» Job:
Write out the entries again exactly as they are given.
---------- Given information
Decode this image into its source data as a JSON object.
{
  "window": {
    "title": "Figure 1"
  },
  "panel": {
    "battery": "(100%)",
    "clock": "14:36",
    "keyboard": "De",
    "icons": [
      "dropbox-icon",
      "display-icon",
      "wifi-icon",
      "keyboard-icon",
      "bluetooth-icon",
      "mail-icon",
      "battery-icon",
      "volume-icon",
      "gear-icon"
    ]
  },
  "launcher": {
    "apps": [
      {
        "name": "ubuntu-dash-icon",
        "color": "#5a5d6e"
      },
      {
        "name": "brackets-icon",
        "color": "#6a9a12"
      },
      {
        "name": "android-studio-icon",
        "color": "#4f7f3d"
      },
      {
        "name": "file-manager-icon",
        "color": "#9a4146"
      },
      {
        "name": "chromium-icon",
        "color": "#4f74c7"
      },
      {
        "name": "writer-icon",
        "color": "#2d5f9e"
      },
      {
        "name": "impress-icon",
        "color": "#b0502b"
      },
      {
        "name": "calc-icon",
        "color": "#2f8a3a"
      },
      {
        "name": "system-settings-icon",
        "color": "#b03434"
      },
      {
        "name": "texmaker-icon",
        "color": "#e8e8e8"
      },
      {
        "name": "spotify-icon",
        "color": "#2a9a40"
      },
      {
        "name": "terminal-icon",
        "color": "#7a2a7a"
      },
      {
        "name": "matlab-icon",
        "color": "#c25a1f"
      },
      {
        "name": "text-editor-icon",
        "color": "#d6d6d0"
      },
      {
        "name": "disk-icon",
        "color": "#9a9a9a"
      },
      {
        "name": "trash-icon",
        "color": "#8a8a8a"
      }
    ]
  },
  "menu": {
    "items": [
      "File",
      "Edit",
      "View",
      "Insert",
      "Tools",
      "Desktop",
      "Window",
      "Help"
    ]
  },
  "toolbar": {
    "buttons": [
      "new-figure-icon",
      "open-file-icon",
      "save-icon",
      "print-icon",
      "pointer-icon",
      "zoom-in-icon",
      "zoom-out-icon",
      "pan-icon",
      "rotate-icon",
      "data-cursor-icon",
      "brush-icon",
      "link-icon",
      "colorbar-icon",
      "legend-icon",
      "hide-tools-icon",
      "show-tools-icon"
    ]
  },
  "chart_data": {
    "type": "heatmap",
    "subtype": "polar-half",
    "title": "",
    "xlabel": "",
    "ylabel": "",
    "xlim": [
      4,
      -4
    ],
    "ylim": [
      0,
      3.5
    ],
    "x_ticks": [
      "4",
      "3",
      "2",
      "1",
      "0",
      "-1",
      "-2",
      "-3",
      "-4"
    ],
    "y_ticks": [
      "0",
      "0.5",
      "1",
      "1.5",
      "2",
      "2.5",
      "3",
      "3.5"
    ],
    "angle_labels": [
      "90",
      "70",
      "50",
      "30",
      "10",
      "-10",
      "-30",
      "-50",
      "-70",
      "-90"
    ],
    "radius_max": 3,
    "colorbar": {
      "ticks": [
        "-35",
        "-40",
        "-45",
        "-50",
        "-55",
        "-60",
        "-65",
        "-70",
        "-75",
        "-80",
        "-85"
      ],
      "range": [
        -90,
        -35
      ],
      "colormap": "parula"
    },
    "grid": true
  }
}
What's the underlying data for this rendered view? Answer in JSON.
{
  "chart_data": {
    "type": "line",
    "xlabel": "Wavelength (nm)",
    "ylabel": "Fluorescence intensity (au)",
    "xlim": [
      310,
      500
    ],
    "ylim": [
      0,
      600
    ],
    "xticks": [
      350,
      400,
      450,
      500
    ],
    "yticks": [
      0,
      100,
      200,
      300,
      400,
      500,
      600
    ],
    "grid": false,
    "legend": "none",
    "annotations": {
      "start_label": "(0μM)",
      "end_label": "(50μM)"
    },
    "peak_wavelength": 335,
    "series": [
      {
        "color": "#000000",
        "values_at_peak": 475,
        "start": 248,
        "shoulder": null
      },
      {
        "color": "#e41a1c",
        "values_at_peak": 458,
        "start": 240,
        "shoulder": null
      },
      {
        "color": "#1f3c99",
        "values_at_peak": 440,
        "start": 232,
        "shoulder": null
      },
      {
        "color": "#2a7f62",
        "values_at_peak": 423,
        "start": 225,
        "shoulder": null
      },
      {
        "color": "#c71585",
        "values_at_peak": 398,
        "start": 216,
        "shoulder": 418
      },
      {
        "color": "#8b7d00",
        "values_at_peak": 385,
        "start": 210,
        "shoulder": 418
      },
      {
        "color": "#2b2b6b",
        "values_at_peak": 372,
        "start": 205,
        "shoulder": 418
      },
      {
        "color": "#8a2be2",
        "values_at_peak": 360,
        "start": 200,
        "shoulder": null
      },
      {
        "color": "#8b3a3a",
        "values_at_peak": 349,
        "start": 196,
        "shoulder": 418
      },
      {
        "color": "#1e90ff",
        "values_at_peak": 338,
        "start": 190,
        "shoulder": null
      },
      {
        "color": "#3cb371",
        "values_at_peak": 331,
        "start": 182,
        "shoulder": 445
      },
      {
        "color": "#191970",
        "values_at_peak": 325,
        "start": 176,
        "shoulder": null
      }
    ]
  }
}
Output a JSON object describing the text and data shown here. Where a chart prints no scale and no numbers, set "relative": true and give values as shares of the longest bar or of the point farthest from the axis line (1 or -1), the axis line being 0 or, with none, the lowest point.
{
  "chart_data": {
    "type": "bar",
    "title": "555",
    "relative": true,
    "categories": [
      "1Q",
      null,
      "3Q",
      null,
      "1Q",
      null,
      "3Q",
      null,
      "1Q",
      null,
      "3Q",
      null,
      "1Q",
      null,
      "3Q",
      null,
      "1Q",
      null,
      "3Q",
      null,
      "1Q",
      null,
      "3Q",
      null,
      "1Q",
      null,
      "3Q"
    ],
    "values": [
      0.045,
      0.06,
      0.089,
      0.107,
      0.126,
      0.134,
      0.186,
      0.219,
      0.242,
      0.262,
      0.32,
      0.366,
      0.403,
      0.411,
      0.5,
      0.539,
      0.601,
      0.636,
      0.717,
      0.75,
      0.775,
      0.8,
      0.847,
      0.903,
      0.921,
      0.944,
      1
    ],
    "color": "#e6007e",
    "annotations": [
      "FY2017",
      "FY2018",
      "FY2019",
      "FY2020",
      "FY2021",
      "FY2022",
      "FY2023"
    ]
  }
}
--------------------
» Reply:
Decode this image into its source data as a JSON object.
{
  "window": {
    "title": "Figure 1"
  },
  "panel": {
    "battery": "(100%)",
    "clock": "14:36",
    "keyboard": "De",
    "icons": [
      "dropbox-icon",
      "display-icon",
      "wifi-icon",
      "keyboard-icon",
      "bluetooth-icon",
      "mail-icon",
      "battery-icon",
      "volume-icon",
      "gear-icon"
    ]
  },
  "launcher": {
    "apps": [
      {
        "name": "ubuntu-dash-icon",
        "color": "#5a5d6e"
      },
      {
        "name": "brackets-icon",
        "color": "#6a9a12"
      },
      {
        "name": "android-studio-icon",
        "color": "#4f7f3d"
      },
      {
        "name": "file-manager-icon",
        "color": "#9a4146"
      },
      {
        "name": "chromium-icon",
        "color": "#4f74c7"
      },
      {
        "name": "writer-icon",
        "color": "#2d5f9e"
      },
      {
        "name": "impress-icon",
        "color": "#b0502b"
      },
      {
        "name": "calc-icon",
        "color": "#2f8a3a"
      },
      {
        "name": "system-settings-icon",
        "color": "#b03434"
      },
      {
        "name": "texmaker-icon",
        "color": "#e8e8e8"
      },
      {
        "name": "spotify-icon",
        "color": "#2a9a40"
      },
      {
        "name": "terminal-icon",
        "color": "#7a2a7a"
      },
      {
        "name": "matlab-icon",
        "color": "#c25a1f"
      },
      {
        "name": "text-editor-icon",
        "color": "#d6d6d0"
      },
      {
        "name": "disk-icon",
        "color": "#9a9a9a"
      },
      {
        "name": "trash-icon",
        "color": "#8a8a8a"
      }
    ]
  },
  "menu": {
    "items": [
      "File",
      "Edit",
      "View",
      "Insert",
      "Tools",
      "Desktop",
      "Window",
      "Help"
    ]
  },
  "toolbar": {
    "buttons": [
      "new-figure-icon",
      "open-file-icon",
      "save-icon",
      "print-icon",
      "pointer-icon",
      "zoom-in-icon",
      "zoom-out-icon",
      "pan-icon",
      "rotate-icon",
      "data-cursor-icon",
      "brush-icon",
      "link-icon",
      "colorbar-icon",
      "legend-icon",
      "hide-tools-icon",
      "show-tools-icon"
    ]
  },
  "chart_data": {
    "type": "heatmap",
    "subtype": "polar-half",
    "title": "",
    "xlabel": "",
    "ylabel": "",
    "xlim": [
      4,
      -4
    ],
    "ylim": [
      0,
      3.5
    ],
    "x_ticks": [
      "4",
      "3",
      "2",
      "1",
      "0",
      "-1",
      "-2",
      "-3",
      "-4"
    ],
    "y_ticks": [
      "0",
      "0.5",
      "1",
      "1.5",
      "2",
      "2.5",
      "3",
      "3.5"
    ],
    "angle_labels": [
      "90",
      "70",
      "50",
      "30",
      "10",
      "-10",
      "-30",
      "-50",
      "-70",
      "-90"
    ],
    "radius_max": 3,
    "colorbar": {
      "ticks": [
        "-35",
        "-40",
        "-45",
        "-50",
        "-55",
        "-60",
        "-65",
        "-70",
        "-75",
        "-80",
        "-85"
      ],
      "range": [
        -90,
        -35
      ],
      "colormap": "parula"
    },
    "grid": true
  }
}
What's the underlying data for this rendered view? Answer in JSON.
{
  "chart_data": {
    "type": "line",
    "xlabel": "Wavelength (nm)",
    "ylabel": "Fluorescence intensity (au)",
    "xlim": [
      310,
      500
    ],
    "ylim": [
      0,
      600
    ],
    "xticks": [
      350,
      400,
      450,
      500
    ],
    "yticks": [
      0,
      100,
      200,
      300,
      400,
      500,
      600
    ],
    "grid": false,
    "legend": "none",
    "annotations": {
      "start_label": "(0μM)",
      "end_label": "(50μM)"
    },
    "peak_wavelength": 335,
    "series": [
      {
        "color": "#000000",
        "values_at_peak": 475,
        "start": 248,
        "shoulder": null
      },
      {
        "color": "#e41a1c",
        "values_at_peak": 458,
        "start": 240,
        "shoulder": null
      },
      {
        "color": "#1f3c99",
        "values_at_peak": 440,
        "start": 232,
        "shoulder": null
      },
      {
        "color": "#2a7f62",
        "values_at_peak": 423,
        "start": 225,
        "shoulder": null
      },
      {
        "color": "#c71585",
        "values_at_peak": 398,
        "start": 216,
        "shoulder": 418
      },
      {
        "color": "#8b7d00",
        "values_at_peak": 385,
        "start": 210,
        "shoulder": 418
      },
      {
        "color": "#2b2b6b",
        "values_at_peak": 372,
        "start": 205,
        "shoulder": 418
      },
      {
        "color": "#8a2be2",
        "values_at_peak": 360,
        "start": 200,
        "shoulder": null
      },
      {
        "color": "#8b3a3a",
        "values_at_peak": 349,
        "start": 196,
        "shoulder": 418
      },
      {
        "color": "#1e90ff",
        "values_at_peak": 338,
        "start": 190,
        "shoulder": null
      },
      {
        "color": "#3cb371",
        "values_at_peak": 331,
        "start": 182,
        "shoulder": 445
      },
      {
        "color": "#191970",
        "values_at_peak": 325,
        "start": 176,
        "shoulder": null
      }
    ]
  }
}
Output a JSON object describing the text and data shown here. Where a chart prints no scale and no numbers, set "relative": true and give values as shares of the longest bar or of the point farthest from the axis line (1 or -1), the axis line being 0 or, with none, the lowest point.
{
  "chart_data": {
    "type": "bar",
    "title": "555",
    "relative": true,
    "categories": [
      "1Q",
      null,
      "3Q",
      null,
      "1Q",
      null,
      "3Q",
      null,
      "1Q",
      null,
      "3Q",
      null,
      "1Q",
      null,
      "3Q",
      null,
      "1Q",
      null,
      "3Q",
      null,
      "1Q",
      null,
      "3Q",
      null,
      "1Q",
      null,
      "3Q"
    ],
    "values": [
      0.045,
      0.06,
      0.089,
      0.107,
      0.126,
      0.134,
      0.186,
      0.219,
      0.242,
      0.262,
      0.32,
      0.366,
      0.403,
      0.411,
      0.5,
      0.539,
      0.601,
      0.636,
      0.717,
      0.75,
      0.775,
      0.8,
      0.847,
      0.903,
      0.921,
      0.944,
      1
    ],
    "color": "#e6007e",
    "annotations": [
      "FY2017",
      "FY2018",
      "FY2019",
      "FY2020",
      "FY2021",
      "FY2022",
      "FY2023"
    ]
  }
}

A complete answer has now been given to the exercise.